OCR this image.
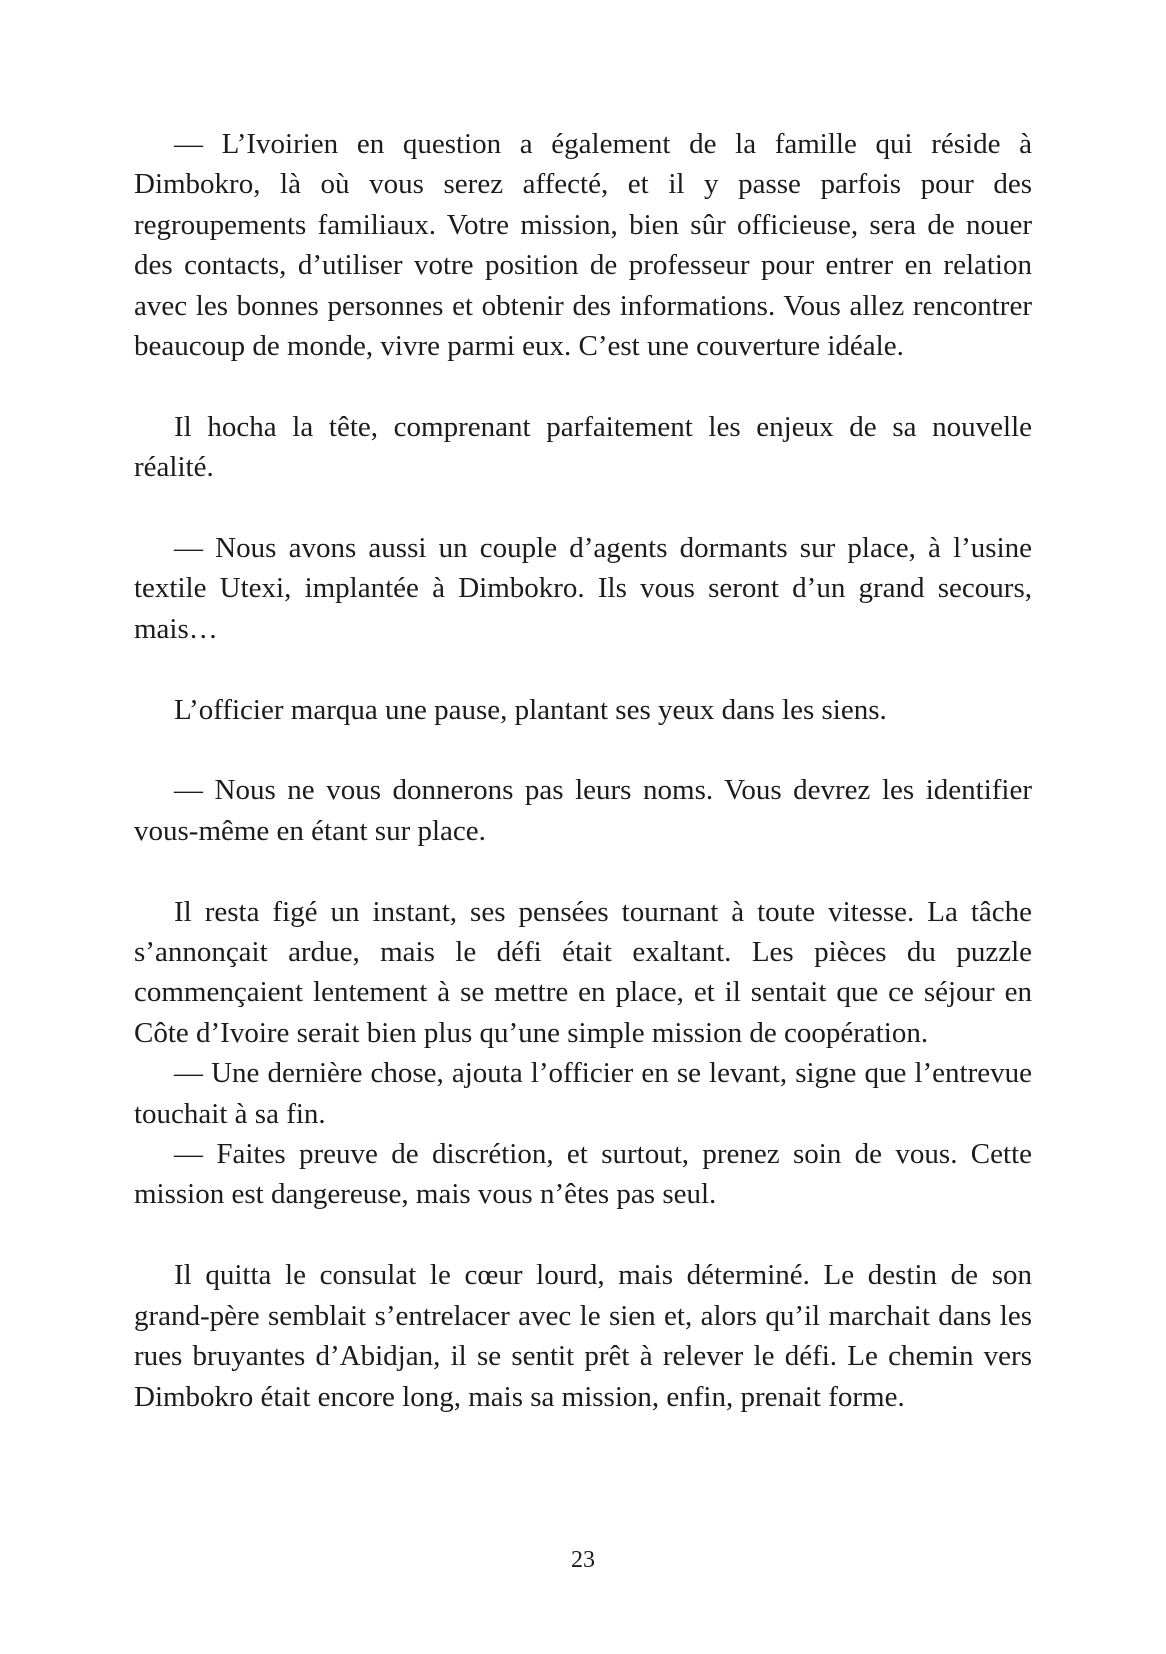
— L’Ivoirien en question a également de la famille qui réside à Dimbokro, là où vous serez affecté, et il y passe parfois pour des regroupements familiaux. Votre mission, bien sûr officieuse, sera de nouer des contacts, d’utiliser votre position de professeur pour entrer en relation avec les bonnes personnes et obtenir des informations. Vous allez rencontrer beaucoup de monde, vivre parmi eux. C’est une couverture idéale.

Il hocha la tête, comprenant parfaitement les enjeux de sa nouvelle réalité.

— Nous avons aussi un couple d’agents dormants sur place, à l’usine textile Utexi, implantée à Dimbokro. Ils vous seront d’un grand secours, mais…

L’officier marqua une pause, plantant ses yeux dans les siens.

— Nous ne vous donnerons pas leurs noms. Vous devrez les identifier vous-même en étant sur place.

Il resta figé un instant, ses pensées tournant à toute vitesse. La tâche s’annonçait ardue, mais le défi était exaltant. Les pièces du puzzle commençaient lentement à se mettre en place, et il sentait que ce séjour en Côte d’Ivoire serait bien plus qu’une simple mission de coopération.

— Une dernière chose, ajouta l’officier en se levant, signe que l’entrevue touchait à sa fin.

— Faites preuve de discrétion, et surtout, prenez soin de vous. Cette mission est dangereuse, mais vous n’êtes pas seul.

Il quitta le consulat le cœur lourd, mais déterminé. Le destin de son grand-père semblait s’entrelacer avec le sien et, alors qu’il marchait dans les rues bruyantes d’Abidjan, il se sentit prêt à relever le défi. Le chemin vers Dimbokro était encore long, mais sa mission, enfin, prenait forme.

23
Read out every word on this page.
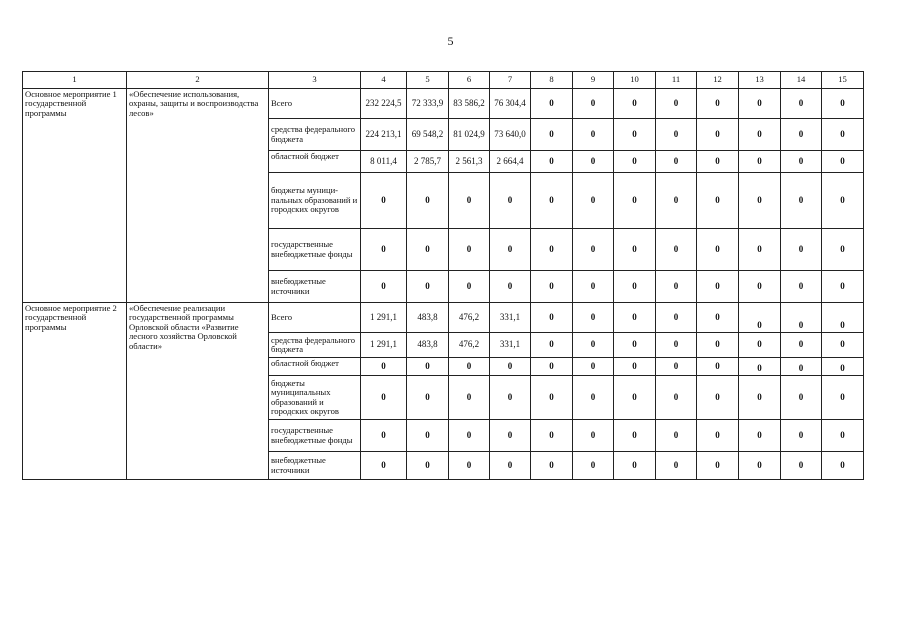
5
1	2	3	4	5	6	7	8	9	10	11	12	13	14	15
Основное мероприятие 1 государственной программы	«Обеспечение использования, охраны, защиты и воспроизводства лесов»	Всего	232 224,5	72 333,9	83 586,2	76 304,4	0	0	0	0	0	0	0	0
		средства федерального бюджета	224 213,1	69 548,2	81 024,9	73 640,0	0	0	0	0	0	0	0	0
		областной бюджет	8 011,4	2 785,7	2 561,3	2 664,4	0	0	0	0	0	0	0	0
		бюджеты муници-пальных образований и городских округов	0	0	0	0	0	0	0	0	0	0	0	0
		государственные внебюджетные фонды	0	0	0	0	0	0	0	0	0	0	0	0
		внебюджетные источники	0	0	0	0	0	0	0	0	0	0	0	0
Основное мероприятие 2 государственной программы	«Обеспечение реализации государственной программы Орловской области «Развитие лесного хозяйства Орловской области»	Всего	1 291,1	483,8	476,2	331,1	0	0	0	0	0	0	0	0
		средства федерального бюджета	1 291,1	483,8	476,2	331,1	0	0	0	0	0	0	0	0
		областной бюджет	0	0	0	0	0	0	0	0	0	0	0	0
		бюджеты муниципальных образований и городских округов	0	0	0	0	0	0	0	0	0	0	0	0
		государственные внебюджетные фонды	0	0	0	0	0	0	0	0	0	0	0	0
		внебюджетные источники	0	0	0	0	0	0	0	0	0	0	0	0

PROMPT:
Copy the records exactly as they appear, excluding images.

THE RESULT:
OCR this image.
— L’Ivoirien en question a également de la famille qui réside à Dimbokro, là où vous serez affecté, et il y passe parfois pour des regroupements familiaux. Votre mission, bien sûr officieuse, sera de nouer des contacts, d’utiliser votre position de professeur pour entrer en relation avec les bonnes personnes et obtenir des informations. Vous allez rencontrer beaucoup de monde, vivre parmi eux. C’est une couverture idéale.

Il hocha la tête, comprenant parfaitement les enjeux de sa nouvelle réalité.

— Nous avons aussi un couple d’agents dormants sur place, à l’usine textile Utexi, implantée à Dimbokro. Ils vous seront d’un grand secours, mais…

L’officier marqua une pause, plantant ses yeux dans les siens.

— Nous ne vous donnerons pas leurs noms. Vous devrez les identifier vous-même en étant sur place.

Il resta figé un instant, ses pensées tournant à toute vitesse. La tâche s’annonçait ardue, mais le défi était exaltant. Les pièces du puzzle commençaient lentement à se mettre en place, et il sentait que ce séjour en Côte d’Ivoire serait bien plus qu’une simple mission de coopération.

— Une dernière chose, ajouta l’officier en se levant, signe que l’entrevue touchait à sa fin.

— Faites preuve de discrétion, et surtout, prenez soin de vous. Cette mission est dangereuse, mais vous n’êtes pas seul.

Il quitta le consulat le cœur lourd, mais déterminé. Le destin de son grand-père semblait s’entrelacer avec le sien et, alors qu’il marchait dans les rues bruyantes d’Abidjan, il se sentit prêt à relever le défi. Le chemin vers Dimbokro était encore long, mais sa mission, enfin, prenait forme.

23
Read out every word on this page.
5
1	2	3	4	5	6	7	8	9	10	11	12	13	14	15
Основное мероприятие 1 государственной программы	«Обеспечение использования, охраны, защиты и воспроизводства лесов»	Всего	232 224,5	72 333,9	83 586,2	76 304,4	0	0	0	0	0	0	0	0
		средства федерального бюджета	224 213,1	69 548,2	81 024,9	73 640,0	0	0	0	0	0	0	0	0
		областной бюджет	8 011,4	2 785,7	2 561,3	2 664,4	0	0	0	0	0	0	0	0
		бюджеты муници-пальных образований и городских округов	0	0	0	0	0	0	0	0	0	0	0	0
		государственные внебюджетные фонды	0	0	0	0	0	0	0	0	0	0	0	0
		внебюджетные источники	0	0	0	0	0	0	0	0	0	0	0	0
Основное мероприятие 2 государственной программы	«Обеспечение реализации государственной программы Орловской области «Развитие лесного хозяйства Орловской области»	Всего	1 291,1	483,8	476,2	331,1	0	0	0	0	0	0	0	0
		средства федерального бюджета	1 291,1	483,8	476,2	331,1	0	0	0	0	0	0	0	0
		областной бюджет	0	0	0	0	0	0	0	0	0	0	0	0
		бюджеты муниципальных образований и городских округов	0	0	0	0	0	0	0	0	0	0	0	0
		государственные внебюджетные фонды	0	0	0	0	0	0	0	0	0	0	0	0
		внебюджетные источники	0	0	0	0	0	0	0	0	0	0	0	0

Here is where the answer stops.